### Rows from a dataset

--- START ---

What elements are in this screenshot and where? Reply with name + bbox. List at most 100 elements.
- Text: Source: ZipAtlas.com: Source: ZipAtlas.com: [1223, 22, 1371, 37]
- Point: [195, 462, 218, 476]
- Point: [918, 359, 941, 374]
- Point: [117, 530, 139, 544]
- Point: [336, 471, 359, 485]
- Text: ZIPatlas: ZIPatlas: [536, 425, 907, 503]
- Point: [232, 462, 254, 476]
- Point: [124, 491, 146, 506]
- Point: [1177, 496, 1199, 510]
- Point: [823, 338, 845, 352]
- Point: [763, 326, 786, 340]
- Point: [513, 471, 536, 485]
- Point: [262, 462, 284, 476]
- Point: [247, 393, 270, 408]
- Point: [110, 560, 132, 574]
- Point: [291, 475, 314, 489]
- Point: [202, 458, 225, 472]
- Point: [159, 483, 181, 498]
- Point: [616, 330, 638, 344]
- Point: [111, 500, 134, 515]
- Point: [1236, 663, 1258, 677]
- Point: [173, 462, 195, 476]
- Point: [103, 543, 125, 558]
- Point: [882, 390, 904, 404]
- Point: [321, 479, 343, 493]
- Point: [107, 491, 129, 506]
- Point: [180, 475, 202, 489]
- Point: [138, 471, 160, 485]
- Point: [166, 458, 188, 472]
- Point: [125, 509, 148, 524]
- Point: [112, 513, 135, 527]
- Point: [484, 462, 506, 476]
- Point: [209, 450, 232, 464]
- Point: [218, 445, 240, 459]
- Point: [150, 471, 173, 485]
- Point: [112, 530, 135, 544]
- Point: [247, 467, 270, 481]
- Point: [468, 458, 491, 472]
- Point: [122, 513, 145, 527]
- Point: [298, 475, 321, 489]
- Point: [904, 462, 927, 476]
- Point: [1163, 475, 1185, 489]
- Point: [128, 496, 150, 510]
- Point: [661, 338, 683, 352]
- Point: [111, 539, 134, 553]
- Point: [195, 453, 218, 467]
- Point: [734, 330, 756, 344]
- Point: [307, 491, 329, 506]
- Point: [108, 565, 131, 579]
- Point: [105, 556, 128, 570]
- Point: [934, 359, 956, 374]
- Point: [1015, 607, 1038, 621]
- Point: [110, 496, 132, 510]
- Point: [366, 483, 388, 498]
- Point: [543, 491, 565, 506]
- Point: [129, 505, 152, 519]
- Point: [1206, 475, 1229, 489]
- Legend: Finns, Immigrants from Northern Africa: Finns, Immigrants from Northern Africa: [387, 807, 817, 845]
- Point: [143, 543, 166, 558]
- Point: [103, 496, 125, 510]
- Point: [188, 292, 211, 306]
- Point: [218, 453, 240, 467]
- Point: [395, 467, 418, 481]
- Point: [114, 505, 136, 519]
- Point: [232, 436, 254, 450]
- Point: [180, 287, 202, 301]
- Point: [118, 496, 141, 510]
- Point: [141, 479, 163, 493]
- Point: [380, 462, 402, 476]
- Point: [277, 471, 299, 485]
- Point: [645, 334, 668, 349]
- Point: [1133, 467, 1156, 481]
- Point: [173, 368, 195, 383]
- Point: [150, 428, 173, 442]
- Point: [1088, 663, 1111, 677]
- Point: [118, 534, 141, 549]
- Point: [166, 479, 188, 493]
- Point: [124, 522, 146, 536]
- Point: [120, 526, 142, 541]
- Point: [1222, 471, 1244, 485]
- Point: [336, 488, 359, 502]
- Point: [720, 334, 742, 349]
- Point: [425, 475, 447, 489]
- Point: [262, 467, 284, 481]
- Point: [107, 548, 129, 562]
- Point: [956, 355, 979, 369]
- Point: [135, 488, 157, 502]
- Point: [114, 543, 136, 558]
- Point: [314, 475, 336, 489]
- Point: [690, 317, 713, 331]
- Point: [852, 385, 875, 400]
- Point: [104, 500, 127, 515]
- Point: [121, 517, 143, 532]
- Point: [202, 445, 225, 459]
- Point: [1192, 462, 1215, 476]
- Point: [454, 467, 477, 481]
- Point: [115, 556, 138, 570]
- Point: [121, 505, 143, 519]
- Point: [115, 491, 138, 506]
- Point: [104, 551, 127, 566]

--- END ---

Convert the records above into a JSON list of strings, one string per line, skipping any blank lines.

[
  "What elements are in this screenshot and where? Reply with name + bbox. List at most 100 elements.",
  "- Text: Source: ZipAtlas.com: Source: ZipAtlas.com: [1223, 22, 1371, 37]",
  "- Point: [195, 462, 218, 476]",
  "- Point: [918, 359, 941, 374]",
  "- Point: [117, 530, 139, 544]",
  "- Point: [336, 471, 359, 485]",
  "- Text: ZIPatlas: ZIPatlas: [536, 425, 907, 503]",
  "- Point: [232, 462, 254, 476]",
  "- Point: [124, 491, 146, 506]",
  "- Point: [1177, 496, 1199, 510]",
  "- Point: [823, 338, 845, 352]",
  "- Point: [763, 326, 786, 340]",
  "- Point: [513, 471, 536, 485]",
  "- Point: [262, 462, 284, 476]",
  "- Point: [247, 393, 270, 408]",
  "- Point: [110, 560, 132, 574]",
  "- Point: [291, 475, 314, 489]",
  "- Point: [202, 458, 225, 472]",
  "- Point: [159, 483, 181, 498]",
  "- Point: [616, 330, 638, 344]",
  "- Point: [111, 500, 134, 515]",
  "- Point: [1236, 663, 1258, 677]",
  "- Point: [173, 462, 195, 476]",
  "- Point: [103, 543, 125, 558]",
  "- Point: [882, 390, 904, 404]",
  "- Point: [321, 479, 343, 493]",
  "- Point: [107, 491, 129, 506]",
  "- Point: [180, 475, 202, 489]",
  "- Point: [138, 471, 160, 485]",
  "- Point: [166, 458, 188, 472]",
  "- Point: [125, 509, 148, 524]",
  "- Point: [112, 513, 135, 527]",
  "- Point: [484, 462, 506, 476]",
  "- Point: [209, 450, 232, 464]",
  "- Point: [218, 445, 240, 459]",
  "- Point: [150, 471, 173, 485]",
  "- Point: [112, 530, 135, 544]",
  "- Point: [247, 467, 270, 481]",
  "- Point: [468, 458, 491, 472]",
  "- Point: [122, 513, 145, 527]",
  "- Point: [298, 475, 321, 489]",
  "- Point: [904, 462, 927, 476]",
  "- Point: [1163, 475, 1185, 489]",
  "- Point: [128, 496, 150, 510]",
  "- Point: [661, 338, 683, 352]",
  "- Point: [111, 539, 134, 553]",
  "- Point: [195, 453, 218, 467]",
  "- Point: [734, 330, 756, 344]",
  "- Point: [307, 491, 329, 506]",
  "- Point: [108, 565, 131, 579]",
  "- Point: [105, 556, 128, 570]",
  "- Point: [934, 359, 956, 374]",
  "- Point: [1015, 607, 1038, 621]",
  "- Point: [110, 496, 132, 510]",
  "- Point: [366, 483, 388, 498]",
  "- Point: [543, 491, 565, 506]",
  "- Point: [129, 505, 152, 519]",
  "- Point: [1206, 475, 1229, 489]",
  "- Legend: Finns, Immigrants from Northern Africa: Finns, Immigrants from Northern Africa: [387, 807, 817, 845]",
  "- Point: [143, 543, 166, 558]",
  "- Point: [103, 496, 125, 510]",
  "- Point: [188, 292, 211, 306]",
  "- Point: [218, 453, 240, 467]",
  "- Point: [395, 467, 418, 481]",
  "- Point: [114, 505, 136, 519]",
  "- Point: [232, 436, 254, 450]",
  "- Point: [180, 287, 202, 301]",
  "- Point: [118, 496, 141, 510]",
  "- Point: [141, 479, 163, 493]",
  "- Point: [380, 462, 402, 476]",
  "- Point: [277, 471, 299, 485]",
  "- Point: [645, 334, 668, 349]",
  "- Point: [1133, 467, 1156, 481]",
  "- Point: [173, 368, 195, 383]",
  "- Point: [150, 428, 173, 442]",
  "- Point: [1088, 663, 1111, 677]",
  "- Point: [118, 534, 141, 549]",
  "- Point: [166, 479, 188, 493]",
  "- Point: [124, 522, 146, 536]",
  "- Point: [120, 526, 142, 541]",
  "- Point: [1222, 471, 1244, 485]",
  "- Point: [336, 488, 359, 502]",
  "- Point: [720, 334, 742, 349]",
  "- Point: [425, 475, 447, 489]",
  "- Point: [262, 467, 284, 481]",
  "- Point: [107, 548, 129, 562]",
  "- Point: [956, 355, 979, 369]",
  "- Point: [135, 488, 157, 502]",
  "- Point: [114, 543, 136, 558]",
  "- Point: [314, 475, 336, 489]",
  "- Point: [690, 317, 713, 331]",
  "- Point: [852, 385, 875, 400]",
  "- Point: [104, 500, 127, 515]",
  "- Point: [121, 517, 143, 532]",
  "- Point: [202, 445, 225, 459]",
  "- Point: [1192, 462, 1215, 476]",
  "- Point: [454, 467, 477, 481]",
  "- Point: [115, 556, 138, 570]",
  "- Point: [121, 505, 143, 519]",
  "- Point: [115, 491, 138, 506]",
  "- Point: [104, 551, 127, 566]"
]